(Stored data entries)
************

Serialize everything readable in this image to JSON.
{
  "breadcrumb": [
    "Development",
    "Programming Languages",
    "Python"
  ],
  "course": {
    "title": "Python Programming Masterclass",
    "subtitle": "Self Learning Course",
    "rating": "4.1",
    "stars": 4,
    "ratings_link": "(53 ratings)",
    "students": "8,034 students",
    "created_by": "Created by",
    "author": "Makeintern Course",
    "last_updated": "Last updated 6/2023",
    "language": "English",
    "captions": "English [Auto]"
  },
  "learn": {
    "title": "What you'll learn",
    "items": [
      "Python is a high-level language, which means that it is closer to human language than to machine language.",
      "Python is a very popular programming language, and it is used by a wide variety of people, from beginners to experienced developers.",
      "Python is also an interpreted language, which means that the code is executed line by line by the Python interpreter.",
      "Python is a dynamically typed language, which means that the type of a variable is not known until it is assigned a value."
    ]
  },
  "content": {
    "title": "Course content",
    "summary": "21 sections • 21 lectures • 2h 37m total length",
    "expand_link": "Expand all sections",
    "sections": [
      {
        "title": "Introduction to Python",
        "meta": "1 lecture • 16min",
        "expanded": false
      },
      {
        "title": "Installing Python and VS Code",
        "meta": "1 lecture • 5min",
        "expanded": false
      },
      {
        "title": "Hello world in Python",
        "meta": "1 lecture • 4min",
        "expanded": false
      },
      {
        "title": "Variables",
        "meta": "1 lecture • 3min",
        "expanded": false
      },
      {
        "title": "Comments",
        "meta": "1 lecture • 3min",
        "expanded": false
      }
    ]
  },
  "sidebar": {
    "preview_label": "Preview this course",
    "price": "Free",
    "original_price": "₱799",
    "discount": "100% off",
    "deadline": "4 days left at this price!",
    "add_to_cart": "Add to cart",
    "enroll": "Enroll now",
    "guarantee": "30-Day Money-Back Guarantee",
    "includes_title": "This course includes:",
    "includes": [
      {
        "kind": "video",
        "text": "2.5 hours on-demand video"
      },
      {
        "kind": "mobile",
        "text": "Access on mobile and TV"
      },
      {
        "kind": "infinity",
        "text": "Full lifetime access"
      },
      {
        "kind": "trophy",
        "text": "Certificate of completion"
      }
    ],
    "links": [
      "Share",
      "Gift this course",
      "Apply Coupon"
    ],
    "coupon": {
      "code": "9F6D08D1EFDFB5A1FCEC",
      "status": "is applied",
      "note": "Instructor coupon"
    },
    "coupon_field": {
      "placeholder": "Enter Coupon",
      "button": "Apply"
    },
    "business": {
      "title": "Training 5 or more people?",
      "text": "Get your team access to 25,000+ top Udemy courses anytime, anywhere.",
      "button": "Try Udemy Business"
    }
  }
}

************

## YOUR OBJECTIVE
Return every line exactly.

## RESPONSE
Serialize everything readable in this image to JSON.
{
  "breadcrumb": [
    "Development",
    "Programming Languages",
    "Python"
  ],
  "course": {
    "title": "Python Programming Masterclass",
    "subtitle": "Self Learning Course",
    "rating": "4.1",
    "stars": 4,
    "ratings_link": "(53 ratings)",
    "students": "8,034 students",
    "created_by": "Created by",
    "author": "Makeintern Course",
    "last_updated": "Last updated 6/2023",
    "language": "English",
    "captions": "English [Auto]"
  },
  "learn": {
    "title": "What you'll learn",
    "items": [
      "Python is a high-level language, which means that it is closer to human language than to machine language.",
      "Python is a very popular programming language, and it is used by a wide variety of people, from beginners to experienced developers.",
      "Python is also an interpreted language, which means that the code is executed line by line by the Python interpreter.",
      "Python is a dynamically typed language, which means that the type of a variable is not known until it is assigned a value."
    ]
  },
  "content": {
    "title": "Course content",
    "summary": "21 sections • 21 lectures • 2h 37m total length",
    "expand_link": "Expand all sections",
    "sections": [
      {
        "title": "Introduction to Python",
        "meta": "1 lecture • 16min",
        "expanded": false
      },
      {
        "title": "Installing Python and VS Code",
        "meta": "1 lecture • 5min",
        "expanded": false
      },
      {
        "title": "Hello world in Python",
        "meta": "1 lecture • 4min",
        "expanded": false
      },
      {
        "title": "Variables",
        "meta": "1 lecture • 3min",
        "expanded": false
      },
      {
        "title": "Comments",
        "meta": "1 lecture • 3min",
        "expanded": false
      }
    ]
  },
  "sidebar": {
    "preview_label": "Preview this course",
    "price": "Free",
    "original_price": "₱799",
    "discount": "100% off",
    "deadline": "4 days left at this price!",
    "add_to_cart": "Add to cart",
    "enroll": "Enroll now",
    "guarantee": "30-Day Money-Back Guarantee",
    "includes_title": "This course includes:",
    "includes": [
      {
        "kind": "video",
        "text": "2.5 hours on-demand video"
      },
      {
        "kind": "mobile",
        "text": "Access on mobile and TV"
      },
      {
        "kind": "infinity",
        "text": "Full lifetime access"
      },
      {
        "kind": "trophy",
        "text": "Certificate of completion"
      }
    ],
    "links": [
      "Share",
      "Gift this course",
      "Apply Coupon"
    ],
    "coupon": {
      "code": "9F6D08D1EFDFB5A1FCEC",
      "status": "is applied",
      "note": "Instructor coupon"
    },
    "coupon_field": {
      "placeholder": "Enter Coupon",
      "button": "Apply"
    },
    "business": {
      "title": "Training 5 or more people?",
      "text": "Get your team access to 25,000+ top Udemy courses anytime, anywhere.",
      "button": "Try Udemy Business"
    }
  }
}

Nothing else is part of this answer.